Tarea planteada A —
Reproduce sin ningún cambio las filas que empiezan en la que contiene "L-lactide blue segments: O xyxy=(682,223,702,251)" y terminan en la que contiene "flask glass xyxy=(12,153,235,457)", ambas incluidas.

Fragmento proporcionado —
Es sabido que, a diferencia de la televisión, a la que siempre se define como un medio «frío», capaz de cambiar fidelidades de años en una sola noche («frialdad», por tanto, discutible, ya que supone una infidelidad veloz, casi epiléptica), la radio es el medio «caliente» por excelencia, tanto por su inmediatez como por los fuertes lazos, casi familiares, que el comunicador crea con la audiencia. En rigor, quizá sería más justo bautizarlo como el medio más «cariñoso», ya que tiende a conservar el calor, léase la fidelidad del oyente, como una funda acolchada de tetera escocesa. Para bien y para mal, en la radio todo dura y todo se hace esperar, casi ningún programa suele asentarse de golpe, pero, cuando lo hace, suele tardar en hundirse. La naturaleza del medio, pues, y las propias circunstancias aconsejaban en la COPE ponerse a «rodar» rápidamente La mañana y La linterna para que cada programa fuera amoldándose a la personalidad del director, que, por mucho equipo que le rodee, al final es el que tiene que estar varias horas en directo ante el micrófono y conseguir que el oyente se identifique con él. Tres meses parecía un plazo muy razonable para hacer todas las pruebas y cambios necesarios y empezar, ya en septiembre, con una fórmula aproximadamente definitiva.

Pero todos los planes se vinieron abajo cuando Balbín, pese a todas las premisas favorables, no llegó a un acuerdo con la COPE para dirigir La linterna. En realidad, según las fuentes oficiales de la casa (generalmente creíbles por su acreditada falta de imaginación), hubo no sólo un acuerdo verbal sino dos en quince días, que naufragaron a la hora de firmar físicamente el contrato. Balbín tiene, o tenía por entonces, un gran abogado que era un hacha redactando contratos. A menudo bromeábamos diciendo que para él siempre era mucho mejor negocio irse de una empresa que trabajar en ella; Televisión Española y Antena 3 lo acreditaban. Pero creo que la única causa claramente identificable en el fracaso de un acuerdo, que es la diferencia en cuestión de dinero, no fue la única en ese caso, es decir, en los dos casos consecutivos de Balbín.

Tanto Luis como yo —García daba por hecho el fracaso, me parece— entendimos que Balbín se comportaba, en última instancia, como Martín Ferrand cuando rechazó hacer La mañana y La linterna. Eran retos muy duros, en lo físico y en lo psicológico, que exigían mucho trabajo, mucha ilusión, mucha entrega, y en los que concurrían dos factores negativos: lo normal era fracasar y, encima, por poco dinero. Como sucede en el fútbol, a diferencia de los jugadores que nunca han levantado una copa importante ante los forofos enardecidos, a las «estrellas» que ya han cosechado muchos títulos les resulta muy difícil entusiasmarse por algo más que el número de ceros del cheque. Y la COPE, tras la muerte de Encarna Sánchez un año antes, que supuso el hundimiento comercial de La tarde, y ahora la de Antonio, que suponía el hundimiento, como mínimo parcial, de La mañana, era un club sin deudas pero con un candado en la tesorería y sin más crédito en el banco que el que aportaba García en los deportes. Balbín —como Martín Ferrand— lo había ganado ya casi todo en los campos hertzianos de la radio y la televisión. Era mucho más cómodo seguir como colaborador apreciado y bien pagado en los programas de la casa, sin tener que arrastrar la pesada responsabilidad del éxito o el fracaso. Nunca hay dinero bastante para hacer lo que uno no quiere hacer, salvo que lo necesite mucho o sea tanto que compense el riesgo.

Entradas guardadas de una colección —

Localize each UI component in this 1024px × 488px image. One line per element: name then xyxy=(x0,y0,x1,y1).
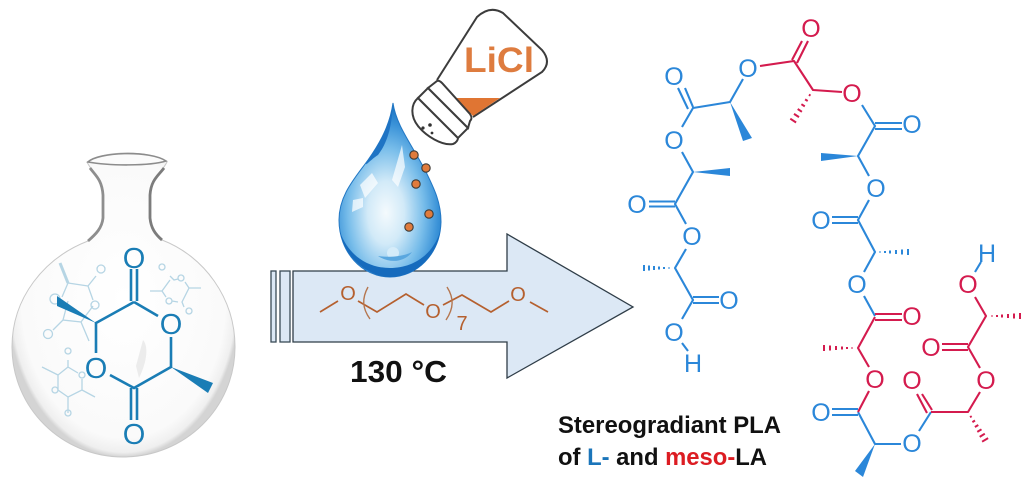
L-lactide blue segments: O xyxy=(682,223,702,251)
water droplet xyxy=(339,103,441,277)
meso-lactide red segments: O xyxy=(976,367,996,395)
meso-lactide red segments: O xyxy=(902,303,922,331)
polylactide chain structure xyxy=(627,15,1020,477)
L-lactide blue segments: O xyxy=(664,319,684,347)
meso-lactide red segments: O xyxy=(902,367,922,395)
LiCl particles xyxy=(405,151,433,231)
temperature label: 130 °C xyxy=(350,354,447,389)
L-lactide blue segments: O xyxy=(902,430,922,458)
PEG solvent structure: 7 xyxy=(456,313,468,335)
flask glass xyxy=(12,153,235,457)
meso-lactide red segments: O xyxy=(865,366,885,394)
L-lactide blue segments: O xyxy=(902,111,922,139)
L-lactide blue segments: O xyxy=(719,287,739,315)
meso-lactide red segments: O xyxy=(842,80,862,108)
main lactide molecule: O xyxy=(123,419,145,451)
caption: stereogradient PLA: of L- and meso-LA xyxy=(558,444,767,471)
L-lactide blue segments: O xyxy=(811,207,831,235)
caption: stereogradient PLA: Stereogradiant PLA xyxy=(558,412,781,439)
PEG solvent structure: O xyxy=(425,301,441,323)
caption: stereogradient PLA xyxy=(558,412,781,471)
faint lactide molecules xyxy=(42,263,201,416)
PEG solvent structure xyxy=(320,283,548,335)
main lactide molecule xyxy=(57,243,213,451)
meso-lactide red segments: O xyxy=(801,15,821,43)
LiCl salt shaker xyxy=(412,10,547,144)
PEG solvent structure: O xyxy=(340,283,356,305)
L-lactide blue segments: O xyxy=(664,63,684,91)
meso-lactide red segments: O xyxy=(958,271,978,299)
L-lactide blue segments: H xyxy=(978,240,996,268)
L-lactide blue segments: O xyxy=(627,191,647,219)
L-lactide blue segments: O xyxy=(847,271,867,299)
L-lactide blue segments: O xyxy=(738,55,758,83)
L-lactide blue segments: O xyxy=(811,399,831,427)
LiCl label: LiCl xyxy=(464,41,534,80)
L-lactide blue segments: O xyxy=(664,127,684,155)
L-lactide blue segments: H xyxy=(684,350,702,378)
meso-lactide red segments xyxy=(760,15,1020,442)
meso-lactide red segments: O xyxy=(921,334,941,362)
PEG solvent structure: O xyxy=(510,284,526,306)
main lactide molecule: O xyxy=(85,353,107,385)
L-lactide blue segments: O xyxy=(866,175,886,203)
main lactide molecule: O xyxy=(123,243,145,275)
main lactide molecule: O xyxy=(160,309,182,341)
L-lactide blue segments xyxy=(627,55,996,477)
reaction arrow xyxy=(271,234,633,378)
round-bottom flask with lactide xyxy=(12,153,235,457)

Tarea planteada B —
Prosigue el relato sobre Balbín y La linterna de la COPE a partir de su última frase.

Respuesta a tarea A —
L-lactide blue segments: O xyxy=(682,223,702,251)
water droplet xyxy=(339,103,441,277)
meso-lactide red segments: O xyxy=(976,367,996,395)
meso-lactide red segments: O xyxy=(902,303,922,331)
polylactide chain structure xyxy=(627,15,1020,477)
L-lactide blue segments: O xyxy=(664,319,684,347)
meso-lactide red segments: O xyxy=(902,367,922,395)
LiCl particles xyxy=(405,151,433,231)
temperature label: 130 °C xyxy=(350,354,447,389)
L-lactide blue segments: O xyxy=(902,430,922,458)
PEG solvent structure: 7 xyxy=(456,313,468,335)
flask glass xyxy=(12,153,235,457)

Respuesta a tarea B —
Aparte de que me falten datos sobre el doble fracaso de las negociaciones con Balbín, aunque el dato esencial es que nuestro candidato las tuvo y no llegó a ningún acuerdo con la COPE, carece de sentido discutir a estas alturas si no llegaron los galgos o fallaron los podencos. Sí creo que cuando uno —empresa o profesional— no quiere realmente llegar a un acuerdo, lo mejor es decirlo cuando antes y no perder ni hacer perder el tiempo a nadie. Pero quizá nosotros necesitábamos una prueba más de que Antena 3, como realidad ideológica y vivero de profesionales, ya no existía; que la COPE estaba a la intemperie y que antes de levantar La mañana se nos hundía la noche.

Tras fallarnos Balbín, don Bernardo nos sorprendió a todos nombrando director de La linterna a José Apezarena. Lo había puesto Antonio como jefe de Informativos para controlarlos él, pero salvo esa relación personal utilitaria, no había ninguna razón para encargarle la dirección de La linterna, el segundo programa de información y opinión de la cadena. Salvo su pertenencia al Opus, claro está, a la que de inmediato achacaron los mentideros políticos y periodísticos su elección. Sin embargo, reunidos García y yo con Luis Herrero, que pertenece a una dinastía muy ligada a la Obra, él nos lo desmintió con toda clase de datos consultados y razones de orden ideológico y político. Luis estaba consternado por aquella elección bernardina o bernardesca que, según nos dijo, podía hacerle casi tanto daño al Opus como a la COPE. Entonces, ¿por qué se produjo?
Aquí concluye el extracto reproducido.